Records shown:
□ □ □

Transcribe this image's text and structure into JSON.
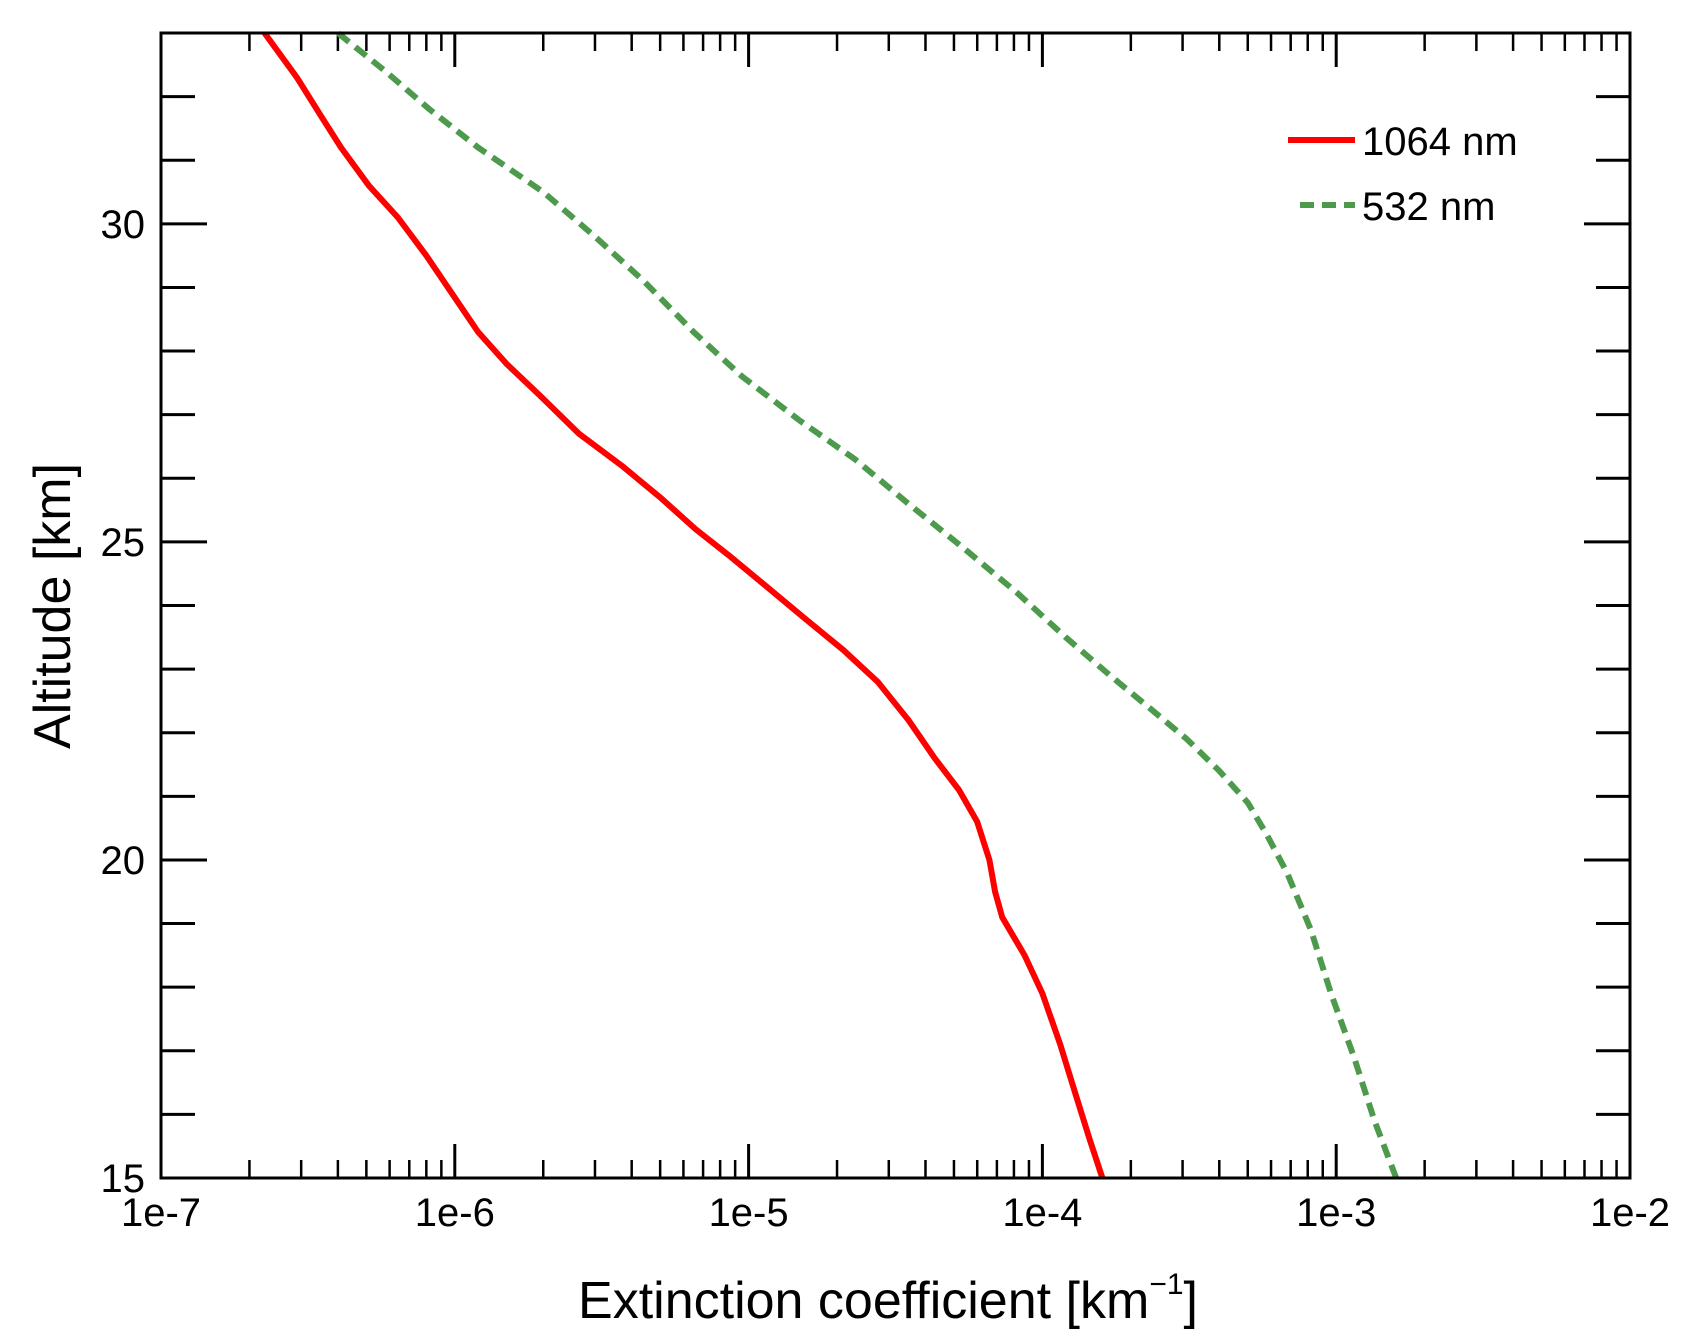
{
  "chart_data": {
    "type": "line",
    "title": "",
    "xlabel": "Extinction coefficient [km",
    "xlabel_unit_superscript": "−1",
    "xlabel_close": "]",
    "ylabel": "Altitude [km]",
    "xscale": "log",
    "xlim": [
      1e-07,
      0.01
    ],
    "ylim": [
      15,
      33
    ],
    "x_tick_values": [
      1e-07,
      1e-06,
      1e-05,
      0.0001,
      0.001,
      0.01
    ],
    "x_tick_labels": [
      "1e-7",
      "1e-6",
      "1e-5",
      "1e-4",
      "1e-3",
      "1e-2"
    ],
    "y_tick_values": [
      15,
      20,
      25,
      30
    ],
    "y_tick_labels": [
      "15",
      "20",
      "25",
      "30"
    ],
    "y_minor_step": 1,
    "legend_position": "top-right",
    "series": [
      {
        "name": "1064 nm",
        "color": "#ff0000",
        "style": "solid",
        "points": [
          [
            0.00016,
            15.0
          ],
          [
            0.000145,
            15.6
          ],
          [
            0.00013,
            16.3
          ],
          [
            0.000115,
            17.1
          ],
          [
            0.0001,
            17.9
          ],
          [
            8.7e-05,
            18.5
          ],
          [
            7.3e-05,
            19.1
          ],
          [
            6.9e-05,
            19.5
          ],
          [
            6.6e-05,
            20.0
          ],
          [
            6e-05,
            20.6
          ],
          [
            5.2e-05,
            21.1
          ],
          [
            4.3e-05,
            21.6
          ],
          [
            3.5e-05,
            22.2
          ],
          [
            2.75e-05,
            22.8
          ],
          [
            2.1e-05,
            23.3
          ],
          [
            1.55e-05,
            23.8
          ],
          [
            1.15e-05,
            24.3
          ],
          [
            8.5e-06,
            24.8
          ],
          [
            6.6e-06,
            25.2
          ],
          [
            5e-06,
            25.7
          ],
          [
            3.7e-06,
            26.2
          ],
          [
            2.65e-06,
            26.7
          ],
          [
            1.95e-06,
            27.3
          ],
          [
            1.5e-06,
            27.8
          ],
          [
            1.2e-06,
            28.3
          ],
          [
            9.8e-07,
            28.9
          ],
          [
            8e-07,
            29.5
          ],
          [
            6.4e-07,
            30.1
          ],
          [
            5.1e-07,
            30.6
          ],
          [
            4.1e-07,
            31.2
          ],
          [
            3.5e-07,
            31.7
          ],
          [
            2.9e-07,
            32.3
          ],
          [
            2.25e-07,
            33.0
          ]
        ]
      },
      {
        "name": "532 nm",
        "color": "#4d9a4d",
        "style": "dashed",
        "points": [
          [
            0.0016,
            15.0
          ],
          [
            0.00135,
            15.9
          ],
          [
            0.00115,
            16.9
          ],
          [
            0.00096,
            17.9
          ],
          [
            0.00082,
            18.9
          ],
          [
            0.00068,
            19.8
          ],
          [
            0.00058,
            20.4
          ],
          [
            0.0005,
            20.9
          ],
          [
            0.0004,
            21.4
          ],
          [
            0.00031,
            21.9
          ],
          [
            0.00023,
            22.4
          ],
          [
            0.00017,
            22.9
          ],
          [
            0.00012,
            23.5
          ],
          [
            8.2e-05,
            24.2
          ],
          [
            5.4e-05,
            24.9
          ],
          [
            3.5e-05,
            25.6
          ],
          [
            2.3e-05,
            26.3
          ],
          [
            1.5e-05,
            26.9
          ],
          [
            9.5e-06,
            27.6
          ],
          [
            6.5e-06,
            28.3
          ],
          [
            4.4e-06,
            29.1
          ],
          [
            3e-06,
            29.8
          ],
          [
            2e-06,
            30.5
          ],
          [
            1.2e-06,
            31.2
          ],
          [
            8.2e-07,
            31.8
          ],
          [
            5.8e-07,
            32.4
          ],
          [
            4e-07,
            33.0
          ]
        ]
      }
    ]
  }
}
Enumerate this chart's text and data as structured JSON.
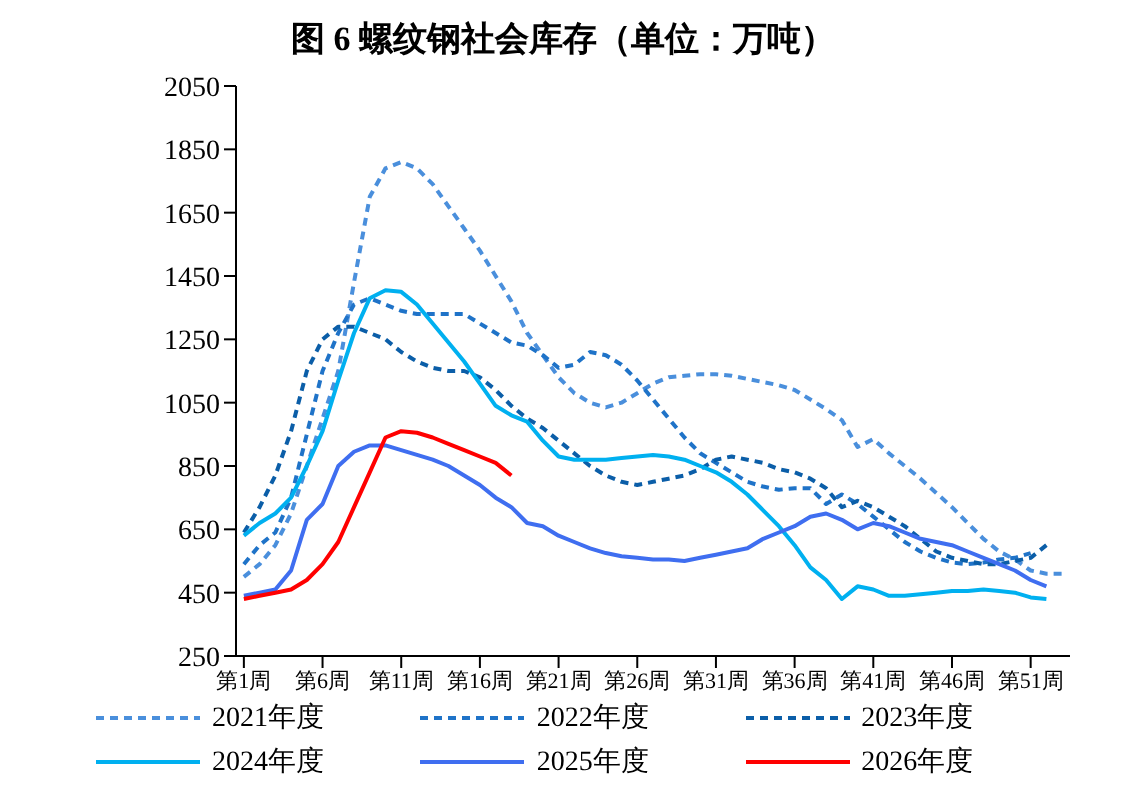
{
  "chart_data": {
    "type": "line",
    "title": "图 6 螺纹钢社会库存（单位：万吨）",
    "categories": [
      "第1周",
      null,
      null,
      null,
      null,
      "第6周",
      null,
      null,
      null,
      null,
      "第11周",
      null,
      null,
      null,
      null,
      "第16周",
      null,
      null,
      null,
      null,
      "第21周",
      null,
      null,
      null,
      null,
      "第26周",
      null,
      null,
      null,
      null,
      "第31周",
      null,
      null,
      null,
      null,
      "第36周",
      null,
      null,
      null,
      null,
      "第41周",
      null,
      null,
      null,
      null,
      "第46周",
      null,
      null,
      null,
      null,
      "第51周",
      null,
      null
    ],
    "ylim": [
      250,
      2050
    ],
    "yticks": [
      250,
      450,
      650,
      850,
      1050,
      1250,
      1450,
      1650,
      1850,
      2050
    ],
    "grid": false,
    "legend": "bottom",
    "marker": "none",
    "series": [
      {
        "name": "2021年度",
        "color": "#4a8fdc",
        "line_style": "dashed",
        "values": [
          500,
          540,
          600,
          700,
          850,
          1000,
          1150,
          1430,
          1700,
          1790,
          1810,
          1790,
          1740,
          1670,
          1600,
          1530,
          1450,
          1370,
          1270,
          1200,
          1130,
          1080,
          1050,
          1035,
          1050,
          1080,
          1110,
          1130,
          1135,
          1140,
          1140,
          1135,
          1125,
          1115,
          1105,
          1090,
          1060,
          1030,
          995,
          910,
          935,
          890,
          850,
          810,
          765,
          720,
          670,
          620,
          580,
          555,
          520,
          510,
          510
        ]
      },
      {
        "name": "2022年度",
        "color": "#1f73c8",
        "line_style": "dashed",
        "values": [
          540,
          600,
          640,
          750,
          950,
          1150,
          1270,
          1360,
          1380,
          1360,
          1340,
          1330,
          1330,
          1330,
          1330,
          1300,
          1270,
          1240,
          1230,
          1200,
          1160,
          1170,
          1210,
          1200,
          1170,
          1120,
          1060,
          1000,
          940,
          890,
          860,
          830,
          800,
          785,
          775,
          780,
          780,
          730,
          760,
          730,
          690,
          650,
          610,
          580,
          560,
          545,
          540,
          545,
          555,
          560,
          575,
          null,
          null
        ]
      },
      {
        "name": "2023年度",
        "color": "#0b5ea8",
        "line_style": "dashed",
        "values": [
          640,
          720,
          820,
          960,
          1150,
          1250,
          1290,
          1290,
          1270,
          1250,
          1210,
          1180,
          1160,
          1150,
          1150,
          1130,
          1090,
          1040,
          1000,
          970,
          930,
          890,
          850,
          820,
          800,
          790,
          800,
          810,
          820,
          840,
          870,
          880,
          870,
          860,
          840,
          830,
          810,
          780,
          720,
          740,
          720,
          690,
          660,
          620,
          580,
          560,
          550,
          540,
          540,
          550,
          560,
          600,
          null
        ]
      },
      {
        "name": "2024年度",
        "color": "#00b0f0",
        "line_style": "solid",
        "values": [
          630,
          670,
          700,
          750,
          850,
          960,
          1120,
          1270,
          1380,
          1405,
          1400,
          1360,
          1300,
          1240,
          1180,
          1110,
          1040,
          1010,
          990,
          930,
          880,
          870,
          870,
          870,
          875,
          880,
          885,
          880,
          870,
          850,
          830,
          800,
          760,
          710,
          660,
          600,
          530,
          490,
          430,
          470,
          460,
          440,
          440,
          445,
          450,
          455,
          455,
          460,
          455,
          450,
          435,
          430,
          null
        ]
      },
      {
        "name": "2025年度",
        "color": "#3f6ef0",
        "line_style": "solid",
        "values": [
          440,
          450,
          460,
          520,
          680,
          730,
          850,
          895,
          915,
          915,
          900,
          885,
          870,
          850,
          820,
          790,
          750,
          720,
          670,
          660,
          630,
          610,
          590,
          575,
          565,
          560,
          555,
          555,
          550,
          560,
          570,
          580,
          590,
          620,
          640,
          660,
          690,
          700,
          680,
          650,
          670,
          660,
          640,
          620,
          610,
          600,
          580,
          560,
          540,
          520,
          490,
          470,
          null
        ]
      },
      {
        "name": "2026年度",
        "color": "#ff0000",
        "line_style": "solid",
        "values": [
          430,
          440,
          450,
          460,
          490,
          540,
          610,
          720,
          830,
          940,
          960,
          955,
          940,
          920,
          900,
          880,
          860,
          820,
          null,
          null,
          null,
          null,
          null,
          null,
          null,
          null,
          null,
          null,
          null,
          null,
          null,
          null,
          null,
          null,
          null,
          null,
          null,
          null,
          null,
          null,
          null,
          null,
          null,
          null,
          null,
          null,
          null,
          null,
          null,
          null,
          null,
          null,
          null
        ]
      }
    ]
  }
}
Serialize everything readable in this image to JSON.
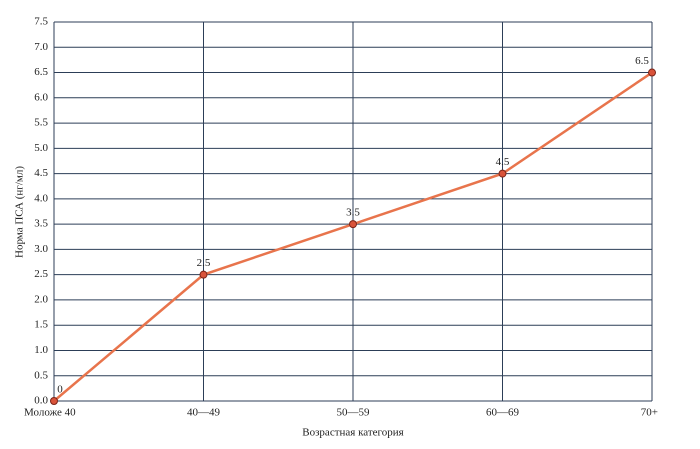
{
  "chart_data": {
    "type": "line",
    "x_label": "Возрастная категория",
    "y_label": "Норма ПСА (нг/мл)",
    "categories": [
      "Моложе 40",
      "40—49",
      "50—59",
      "60—69",
      "70+"
    ],
    "series": [
      {
        "color": "#e8744c",
        "values": [
          0,
          2.5,
          3.5,
          4.5,
          6.5
        ]
      }
    ],
    "ylim": [
      0,
      7.5
    ],
    "yticks": [
      {
        "value": 0,
        "label": "0.0"
      },
      0.5,
      {
        "value": 1,
        "label": "1.0"
      },
      1.5,
      {
        "value": 2,
        "label": "2.0"
      },
      2.5,
      {
        "value": 3,
        "label": "3.0"
      },
      3.5,
      {
        "value": 4,
        "label": "4.0"
      },
      4.5,
      {
        "value": 5,
        "label": "5.0"
      },
      5.5,
      {
        "value": 6,
        "label": "6.0"
      },
      6.5,
      {
        "value": 7,
        "label": "7.0"
      },
      7.5
    ],
    "grid": true
  }
}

□ □ □

Problem: Repeat verbatim the range of lines that opens at the line containing "Serialize everything readable" and closes at the last line of the entries, excluding all pictures.

Answer to this problem:
Serialize everything readable in this image to JSON.
{
  "chart_data": {
    "type": "line",
    "x_label": "Возрастная категория",
    "y_label": "Норма ПСА (нг/мл)",
    "categories": [
      "Моложе 40",
      "40—49",
      "50—59",
      "60—69",
      "70+"
    ],
    "series": [
      {
        "color": "#e8744c",
        "values": [
          0,
          2.5,
          3.5,
          4.5,
          6.5
        ]
      }
    ],
    "ylim": [
      0,
      7.5
    ],
    "yticks": [
      {
        "value": 0,
        "label": "0.0"
      },
      0.5,
      {
        "value": 1,
        "label": "1.0"
      },
      1.5,
      {
        "value": 2,
        "label": "2.0"
      },
      2.5,
      {
        "value": 3,
        "label": "3.0"
      },
      3.5,
      {
        "value": 4,
        "label": "4.0"
      },
      4.5,
      {
        "value": 5,
        "label": "5.0"
      },
      5.5,
      {
        "value": 6,
        "label": "6.0"
      },
      6.5,
      {
        "value": 7,
        "label": "7.0"
      },
      7.5
    ],
    "grid": true
  }
}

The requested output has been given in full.